* Task material:
= = = = = = =
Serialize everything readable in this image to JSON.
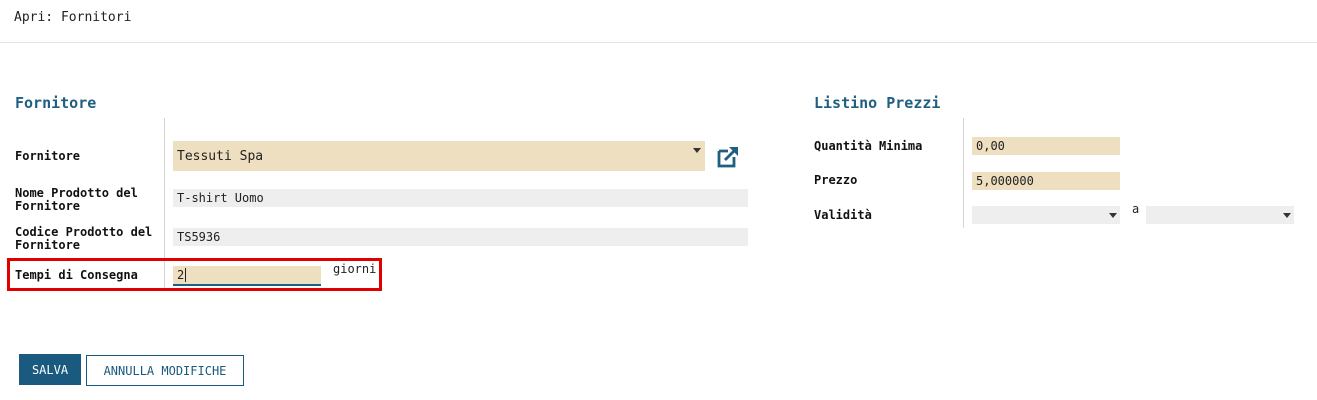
{
  "header": {
    "title": "Apri: Fornitori"
  },
  "supplier_section": {
    "title": "Fornitore",
    "fields": {
      "supplier": {
        "label": "Fornitore",
        "value": "Tessuti Spa"
      },
      "product_name": {
        "label": "Nome Prodotto del Fornitore",
        "value": "T-shirt Uomo"
      },
      "product_code": {
        "label": "Codice Prodotto del Fornitore",
        "value": "TS5936"
      },
      "lead_time": {
        "label": "Tempi di Consegna",
        "value": "2",
        "unit": "giorni"
      }
    }
  },
  "pricelist_section": {
    "title": "Listino Prezzi",
    "fields": {
      "min_qty": {
        "label": "Quantità Minima",
        "value": "0,00"
      },
      "price": {
        "label": "Prezzo",
        "value": "5,000000"
      },
      "validity": {
        "label": "Validità",
        "from_value": "",
        "separator": "a",
        "to_value": ""
      }
    }
  },
  "buttons": {
    "save": "SALVA",
    "discard": "ANNULLA MODIFICHE"
  },
  "icons": {
    "external_link": "external-link-icon",
    "dropdown": "caret-down-icon"
  },
  "colors": {
    "accent": "#1f5f82",
    "required_field": "#eddfbf",
    "optional_field": "#eeeeee",
    "highlight": "#e00000"
  }
}
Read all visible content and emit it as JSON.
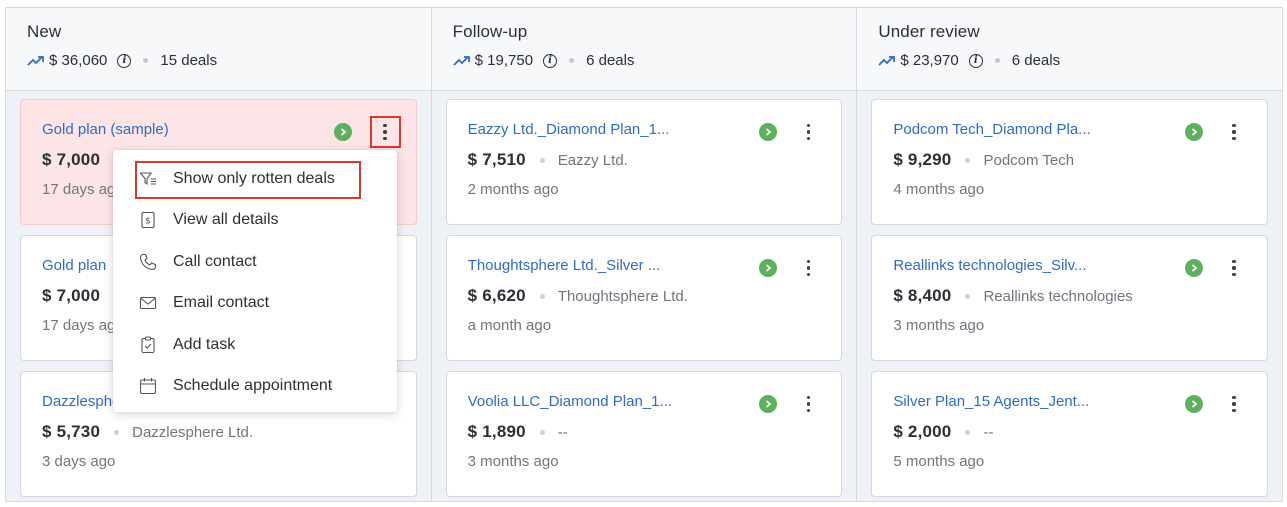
{
  "columns": [
    {
      "title": "New",
      "total": "$ 36,060",
      "deals": "15 deals",
      "cards": [
        {
          "title": "Gold plan (sample)",
          "amount": "$ 7,000",
          "org": "",
          "age": "17 days ago",
          "rotten": true
        },
        {
          "title": "Gold plan",
          "amount": "$ 7,000",
          "org": "",
          "age": "17 days ago",
          "rotten": false
        },
        {
          "title": "Dazzlesphere",
          "amount": "$ 5,730",
          "org": "Dazzlesphere Ltd.",
          "age": "3 days ago",
          "rotten": false
        }
      ]
    },
    {
      "title": "Follow-up",
      "total": "$ 19,750",
      "deals": "6 deals",
      "cards": [
        {
          "title": "Eazzy Ltd._Diamond Plan_1...",
          "amount": "$ 7,510",
          "org": "Eazzy Ltd.",
          "age": "2 months ago"
        },
        {
          "title": "Thoughtsphere Ltd._Silver ...",
          "amount": "$ 6,620",
          "org": "Thoughtsphere Ltd.",
          "age": "a month ago"
        },
        {
          "title": "Voolia LLC_Diamond Plan_1...",
          "amount": "$ 1,890",
          "org": "--",
          "age": "3 months ago"
        }
      ]
    },
    {
      "title": "Under review",
      "total": "$ 23,970",
      "deals": "6 deals",
      "cards": [
        {
          "title": "Podcom Tech_Diamond Pla...",
          "amount": "$ 9,290",
          "org": "Podcom Tech",
          "age": "4 months ago"
        },
        {
          "title": "Reallinks technologies_Silv...",
          "amount": "$ 8,400",
          "org": "Reallinks technologies",
          "age": "3 months ago"
        },
        {
          "title": "Silver Plan_15 Agents_Jent...",
          "amount": "$ 2,000",
          "org": "--",
          "age": "5 months ago"
        }
      ]
    }
  ],
  "menu": {
    "items": [
      {
        "label": "Show only rotten deals",
        "icon": "filter-icon"
      },
      {
        "label": "View all details",
        "icon": "dollar-doc-icon"
      },
      {
        "label": "Call contact",
        "icon": "phone-icon"
      },
      {
        "label": "Email contact",
        "icon": "envelope-icon"
      },
      {
        "label": "Add task",
        "icon": "clipboard-check-icon"
      },
      {
        "label": "Schedule appointment",
        "icon": "calendar-icon"
      }
    ]
  },
  "colors": {
    "link": "#2e6bc7",
    "status_green": "#5db15d",
    "highlight_red": "#d8392f",
    "rotten_bg": "#fde4e6"
  }
}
= = = = = = =
Images must not appear in the copy; reproduce everything else in the records verbatim.

Serialize everything readable in this image to JSON.
{
  "header": {
    "title": "Apri: Fornitori"
  },
  "supplier_section": {
    "title": "Fornitore",
    "fields": {
      "supplier": {
        "label": "Fornitore",
        "value": "Tessuti Spa"
      },
      "product_name": {
        "label": "Nome Prodotto del Fornitore",
        "value": "T-shirt Uomo"
      },
      "product_code": {
        "label": "Codice Prodotto del Fornitore",
        "value": "TS5936"
      },
      "lead_time": {
        "label": "Tempi di Consegna",
        "value": "2",
        "unit": "giorni"
      }
    }
  },
  "pricelist_section": {
    "title": "Listino Prezzi",
    "fields": {
      "min_qty": {
        "label": "Quantità Minima",
        "value": "0,00"
      },
      "price": {
        "label": "Prezzo",
        "value": "5,000000"
      },
      "validity": {
        "label": "Validità",
        "from_value": "",
        "separator": "a",
        "to_value": ""
      }
    }
  },
  "buttons": {
    "save": "SALVA",
    "discard": "ANNULLA MODIFICHE"
  },
  "icons": {
    "external_link": "external-link-icon",
    "dropdown": "caret-down-icon"
  },
  "colors": {
    "accent": "#1f5f82",
    "required_field": "#eddfbf",
    "optional_field": "#eeeeee",
    "highlight": "#e00000"
  }
}
Read all visible content and emit it as JSON.
{
  "columns": [
    {
      "title": "New",
      "total": "$ 36,060",
      "deals": "15 deals",
      "cards": [
        {
          "title": "Gold plan (sample)",
          "amount": "$ 7,000",
          "org": "",
          "age": "17 days ago",
          "rotten": true
        },
        {
          "title": "Gold plan",
          "amount": "$ 7,000",
          "org": "",
          "age": "17 days ago",
          "rotten": false
        },
        {
          "title": "Dazzlesphere",
          "amount": "$ 5,730",
          "org": "Dazzlesphere Ltd.",
          "age": "3 days ago",
          "rotten": false
        }
      ]
    },
    {
      "title": "Follow-up",
      "total": "$ 19,750",
      "deals": "6 deals",
      "cards": [
        {
          "title": "Eazzy Ltd._Diamond Plan_1...",
          "amount": "$ 7,510",
          "org": "Eazzy Ltd.",
          "age": "2 months ago"
        },
        {
          "title": "Thoughtsphere Ltd._Silver ...",
          "amount": "$ 6,620",
          "org": "Thoughtsphere Ltd.",
          "age": "a month ago"
        },
        {
          "title": "Voolia LLC_Diamond Plan_1...",
          "amount": "$ 1,890",
          "org": "--",
          "age": "3 months ago"
        }
      ]
    },
    {
      "title": "Under review",
      "total": "$ 23,970",
      "deals": "6 deals",
      "cards": [
        {
          "title": "Podcom Tech_Diamond Pla...",
          "amount": "$ 9,290",
          "org": "Podcom Tech",
          "age": "4 months ago"
        },
        {
          "title": "Reallinks technologies_Silv...",
          "amount": "$ 8,400",
          "org": "Reallinks technologies",
          "age": "3 months ago"
        },
        {
          "title": "Silver Plan_15 Agents_Jent...",
          "amount": "$ 2,000",
          "org": "--",
          "age": "5 months ago"
        }
      ]
    }
  ],
  "menu": {
    "items": [
      {
        "label": "Show only rotten deals",
        "icon": "filter-icon"
      },
      {
        "label": "View all details",
        "icon": "dollar-doc-icon"
      },
      {
        "label": "Call contact",
        "icon": "phone-icon"
      },
      {
        "label": "Email contact",
        "icon": "envelope-icon"
      },
      {
        "label": "Add task",
        "icon": "clipboard-check-icon"
      },
      {
        "label": "Schedule appointment",
        "icon": "calendar-icon"
      }
    ]
  },
  "colors": {
    "link": "#2e6bc7",
    "status_green": "#5db15d",
    "highlight_red": "#d8392f",
    "rotten_bg": "#fde4e6"
  }
}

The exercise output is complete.